__Stated problem__
Check each line of the material below for the string "Split", then report how many lines have it, and nothing else.
■ ■ ■ ■ ■ ■ ■
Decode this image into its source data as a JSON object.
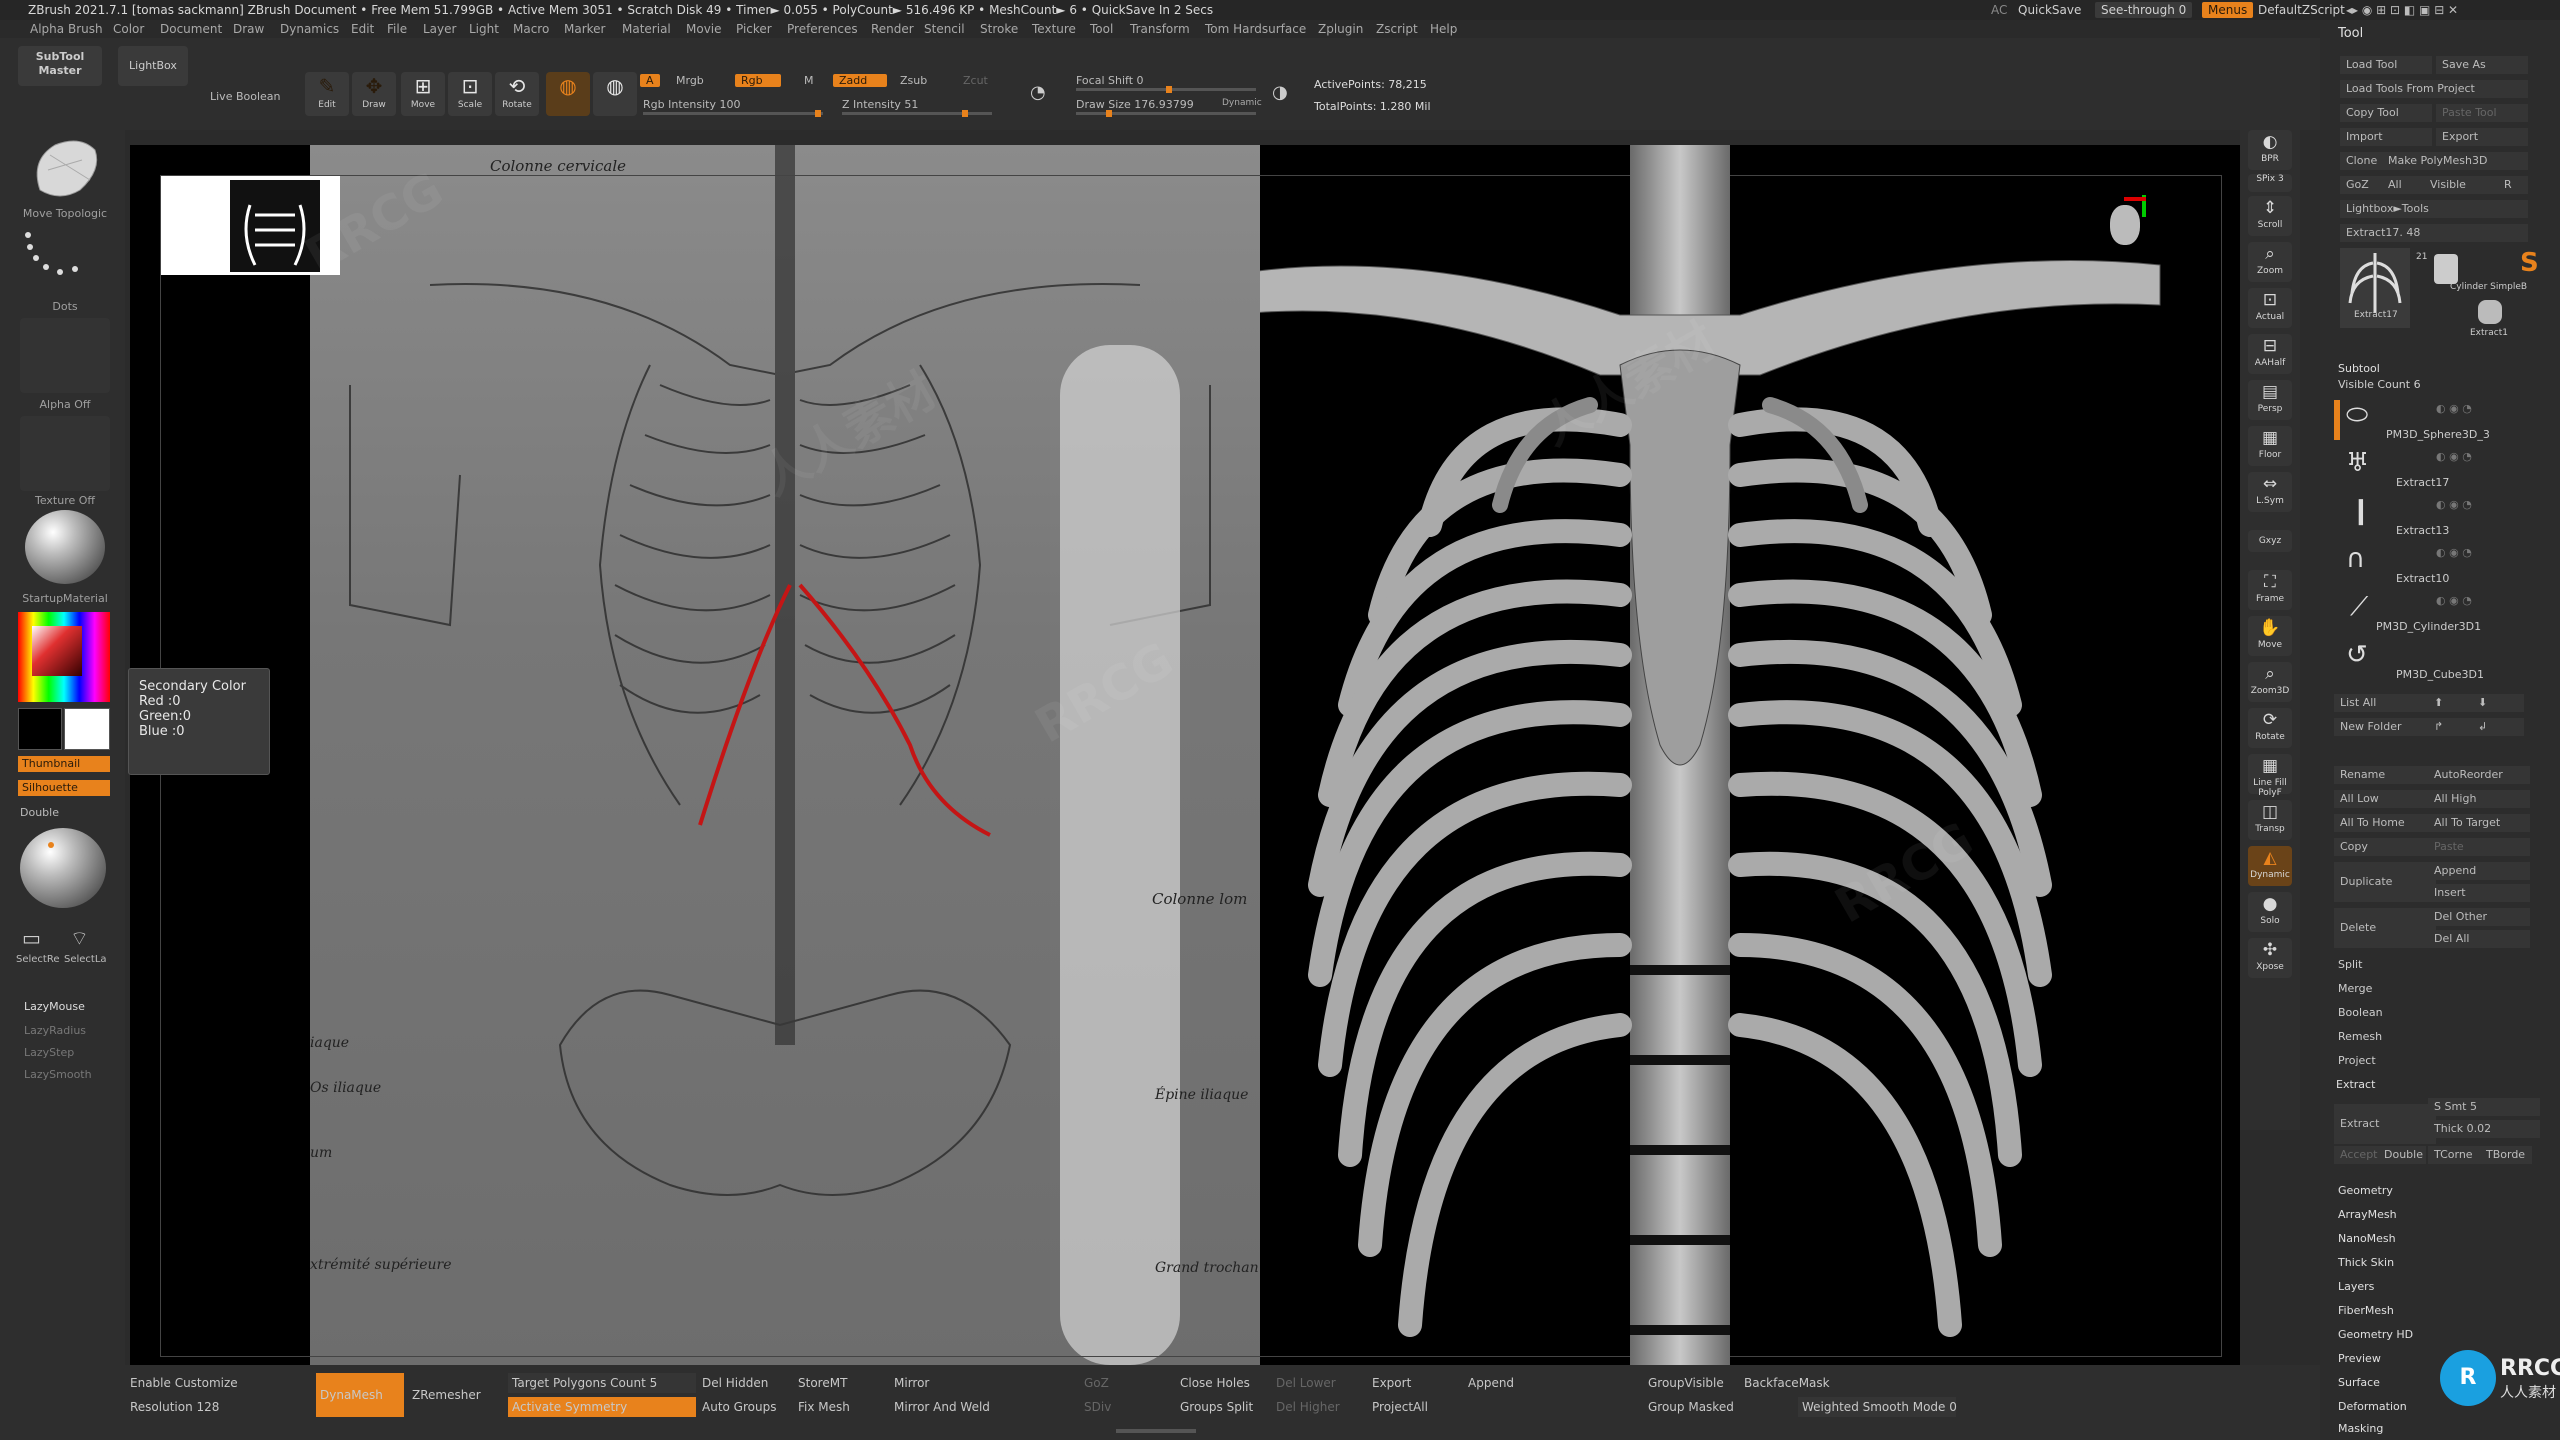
{
  "titlebar": {
    "title": "ZBrush 2021.7.1 [tomas sackmann]   ZBrush Document     • Free Mem 51.799GB • Active Mem 3051 • Scratch Disk 49 • Timer► 0.055 • PolyCount► 516.496 KP • MeshCount► 6 • QuickSave In 2 Secs",
    "ac": "AC",
    "quicksave": "QuickSave",
    "see_through": "See-through  0",
    "menus": "Menus",
    "default_zscript": "DefaultZScript"
  },
  "menubar": [
    "Alpha",
    "Brush",
    "Color",
    "Document",
    "Draw",
    "Dynamics",
    "Edit",
    "File",
    "Layer",
    "Light",
    "Macro",
    "Marker",
    "Material",
    "Movie",
    "Picker",
    "Preferences",
    "Render",
    "Stencil",
    "Stroke",
    "Texture",
    "Tool",
    "Transform",
    "Tom Hardsurface",
    "Zplugin",
    "Zscript",
    "Help"
  ],
  "topshelf": {
    "subtool_master": "SubTool Master",
    "lightbox": "LightBox",
    "live_boolean": "Live Boolean",
    "edit": "Edit",
    "draw": "Draw",
    "move": "Move",
    "scale": "Scale",
    "rotate": "Rotate",
    "a": "A",
    "mrgb": "Mrgb",
    "rgb": "Rgb",
    "m": "M",
    "zadd": "Zadd",
    "zsub": "Zsub",
    "zcut": "Zcut",
    "rgb_intensity": "Rgb Intensity 100",
    "z_intensity": "Z Intensity 51",
    "focal_shift": "Focal Shift 0",
    "draw_size": "Draw Size 176.93799",
    "dynamic": "Dynamic",
    "active_points": "ActivePoints: 78,215",
    "total_points": "TotalPoints: 1.280 Mil"
  },
  "leftpanel": {
    "brush": "Move Topologic",
    "stroke": "Dots",
    "alpha": "Alpha Off",
    "texture": "Texture Off",
    "material": "StartupMaterial",
    "thumbnail": "Thumbnail",
    "silhouette": "Silhouette",
    "double": "Double",
    "selectrx": "SelectRe",
    "selectlx": "SelectLa",
    "lazymouse": "LazyMouse",
    "lazyradius": "LazyRadius",
    "lazystep": "LazyStep",
    "lazysmooth": "LazySmooth"
  },
  "tooltip": {
    "title": "Secondary Color",
    "red": "Red :0",
    "green": "Green:0",
    "blue": "Blue :0"
  },
  "reference_text": {
    "cervical": "Colonne cervicale",
    "lombaire": "Colonne lom",
    "iliaque": "iaque",
    "os_iliaque": "Os iliaque",
    "epine": "Épine iliaque",
    "um": "um",
    "extremite": "xtrémité supérieure",
    "grand_trochan": "Grand trochan"
  },
  "rightshelf": [
    "BPR",
    "SPix 3",
    "Scroll",
    "Zoom",
    "Actual",
    "AAHalf",
    "Persp",
    "Floor",
    "L.Sym",
    "Gxyz",
    "Frame",
    "Move",
    "Zoom3D",
    "Rotate",
    "Line Fill PolyF",
    "Transp",
    "Dynamic",
    "Solo",
    "Xpose"
  ],
  "rightpanel": {
    "header": "Tool",
    "load_tool": "Load Tool",
    "save_as": "Save As",
    "load_tools_project": "Load Tools From Project",
    "copy_tool": "Copy Tool",
    "paste_tool": "Paste Tool",
    "import": "Import",
    "export": "Export",
    "clone": "Clone",
    "make_polymesh": "Make PolyMesh3D",
    "goz": "GoZ",
    "all": "All",
    "visible": "Visible",
    "r": "R",
    "lightbox_tools": "Lightbox►Tools",
    "extract_slider": "Extract17. 48",
    "thumb_a": "Extract17",
    "thumb_b": "Cylinder SimpleB",
    "thumb_c": "Extract1",
    "thumb_count": "21",
    "subtool": "Subtool",
    "visible_count": "Visible Count 6",
    "subtools": [
      "PM3D_Sphere3D_3",
      "Extract17",
      "Extract13",
      "Extract10",
      "PM3D_Cylinder3D1",
      "PM3D_Cube3D1"
    ],
    "list_all": "List All",
    "new_folder": "New Folder",
    "rename": "Rename",
    "autoreorder": "AutoReorder",
    "all_low": "All Low",
    "all_high": "All High",
    "all_to_home": "All To Home",
    "all_to_target": "All To Target",
    "copy": "Copy",
    "paste": "Paste",
    "duplicate": "Duplicate",
    "append": "Append",
    "insert": "Insert",
    "delete": "Delete",
    "del_other": "Del Other",
    "del_all": "Del All",
    "split": "Split",
    "merge": "Merge",
    "boolean": "Boolean",
    "remesh": "Remesh",
    "project": "Project",
    "extract_hdr": "Extract",
    "extract": "Extract",
    "s_smt": "S Smt 5",
    "thick": "Thick 0.02",
    "accept": "Accept",
    "double": "Double",
    "tcorne": "TCorne",
    "tborde": "TBorde",
    "sections": [
      "Geometry",
      "ArrayMesh",
      "NanoMesh",
      "Thick Skin",
      "Layers",
      "FiberMesh",
      "Geometry HD",
      "Preview",
      "Surface",
      "Deformation",
      "Masking"
    ]
  },
  "bottomshelf": {
    "enable_customize": "Enable Customize",
    "resolution": "Resolution 128",
    "dynamesh": "DynaMesh",
    "zremesher": "ZRemesher",
    "target_polys": "Target Polygons Count 5",
    "activate_symmetry": "Activate Symmetry",
    "del_hidden": "Del Hidden",
    "auto_groups": "Auto Groups",
    "storemt": "StoreMT",
    "fix_mesh": "Fix Mesh",
    "mirror": "Mirror",
    "mirror_weld": "Mirror And Weld",
    "gizmo": "GoZ",
    "sdiv": "SDiv",
    "close_holes": "Close Holes",
    "groups_split": "Groups Split",
    "del_lower": "Del Lower",
    "del_higher": "Del Higher",
    "export": "Export",
    "projectall": "ProjectAll",
    "append": "Append",
    "groupvisible": "GroupVisible",
    "group_masked": "Group Masked",
    "backfacemask": "BackfaceMask",
    "weighted_smooth": "Weighted Smooth Mode 0"
  },
  "watermark": {
    "rrcg": "RRCG",
    "cn": "人人素材",
    "logo_cn": "人人素材"
  },
  "colors": {
    "accent": "#e8821c",
    "bg": "#2b2b2b",
    "canvas": "#000000"
  }
}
■ ■ ■ ■ ■ ■ ■
__Solution to the problem__
2